Records from a dataset

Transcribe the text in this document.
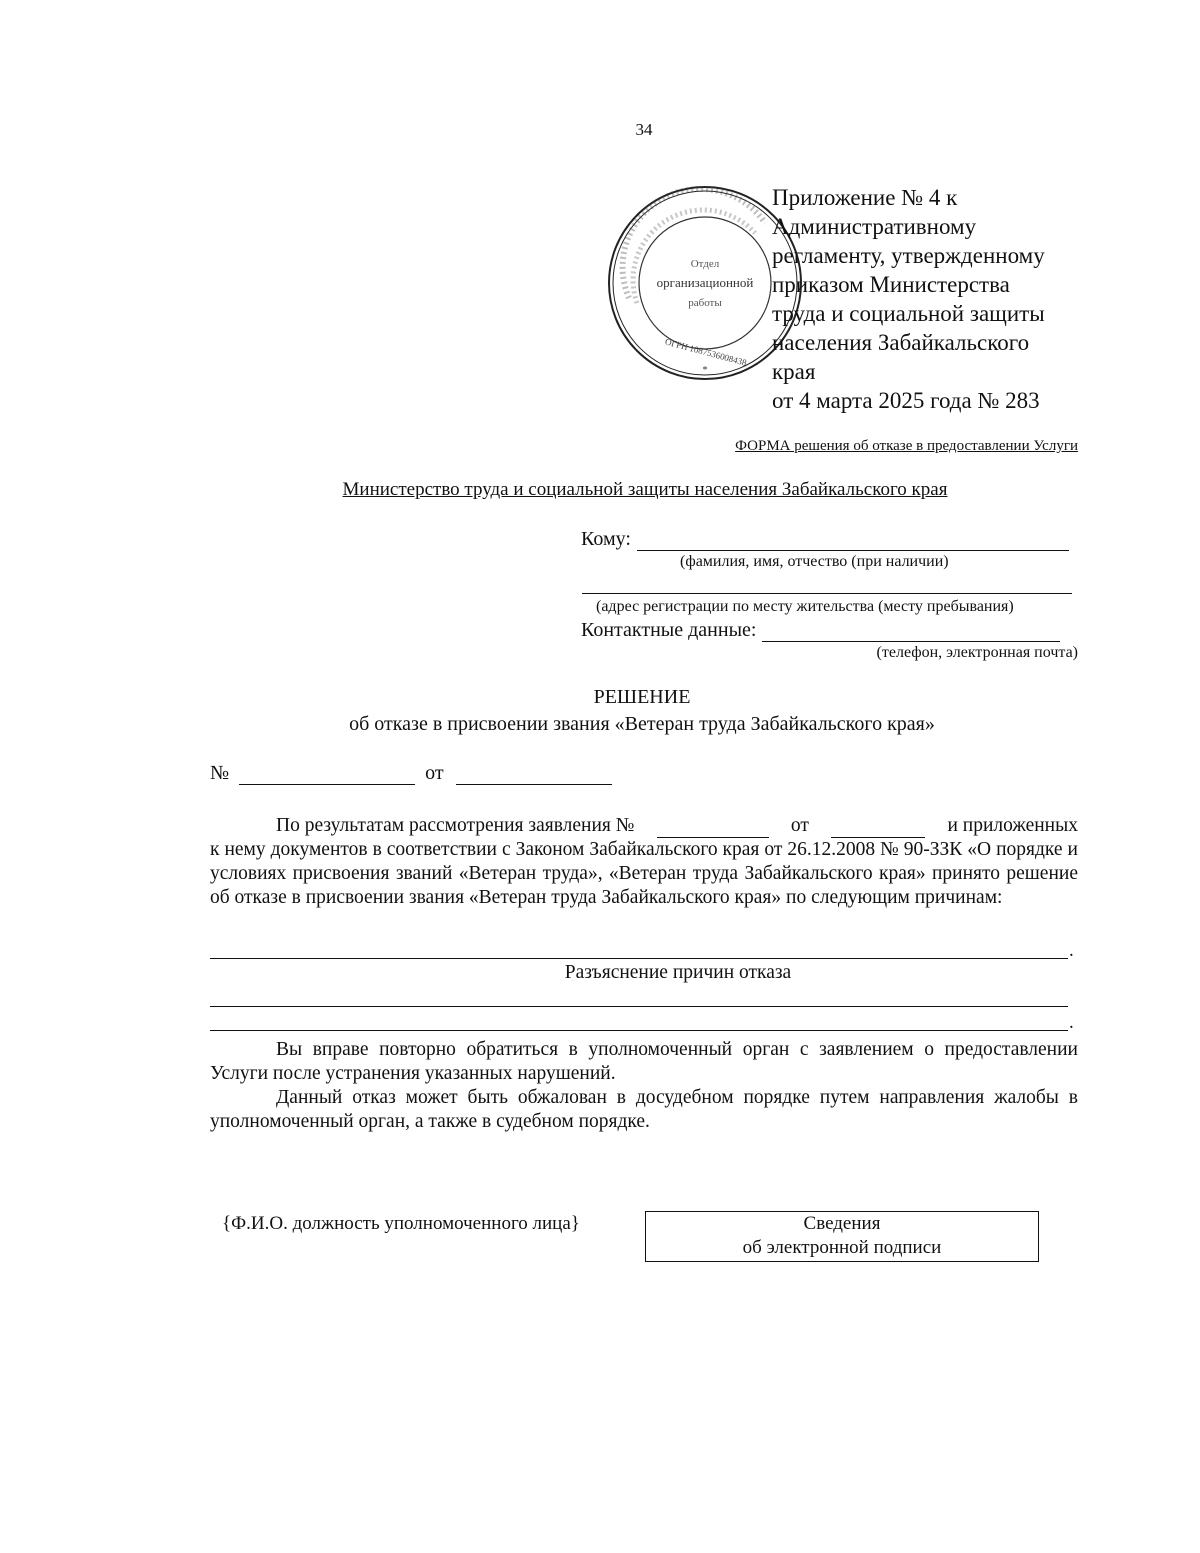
34
Отдел
организационной
работы
ОГРН 1087536008438
*
Приложение № 4 к
Административному
регламенту, утвержденному
приказом Министерства
труда и социальной защиты
населения Забайкальского
края
от 4 марта 2025 года № 283
ФОРМА решения об отказе в предоставлении Услуги
Министерство труда и социальной защиты населения Забайкальского края
Кому:
(фамилия, имя, отчество (при наличии)
(адрес регистрации по месту жительства (месту пребывания)
Контактные данные:
(телефон, электронная почта)
РЕШЕНИЕ
об отказе в присвоении звания «Ветеран труда Забайкальского края»
№	от
По результатам рассмотрения заявления №	от	и приложенных
к нему документов в соответствии с Законом Забайкальского края от 26.12.2008 № 90-ЗЗК «О порядке и условиях присвоения званий «Ветеран труда», «Ветеран труда Забайкальского края» принято решение об отказе в присвоении звания «Ветеран труда Забайкальского края» по следующим причинам:
.
Разъяснение причин отказа
.
Вы вправе повторно обратиться в уполномоченный орган с заявлением о предоставлении Услуги после устранения указанных нарушений.
Данный отказ может быть обжалован в досудебном порядке путем направления жалобы в уполномоченный орган, а также в судебном порядке.
{Ф.И.О. должность уполномоченного лица}	Сведения
об электронной подписи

• Task requirements:
Extract each line holding the string "звания".

• Written response:
об отказе в присвоении звания «Ветеран труда Забайкальского края»
к нему документов в соответствии с Законом Забайкальского края от 26.12.2008 № 90-ЗЗК «О порядке и условиях присвоения званий «Ветеран труда», «Ветеран труда Забайкальского края» принято решение об отказе в присвоении звания «Ветеран труда Забайкальского края» по следующим причинам:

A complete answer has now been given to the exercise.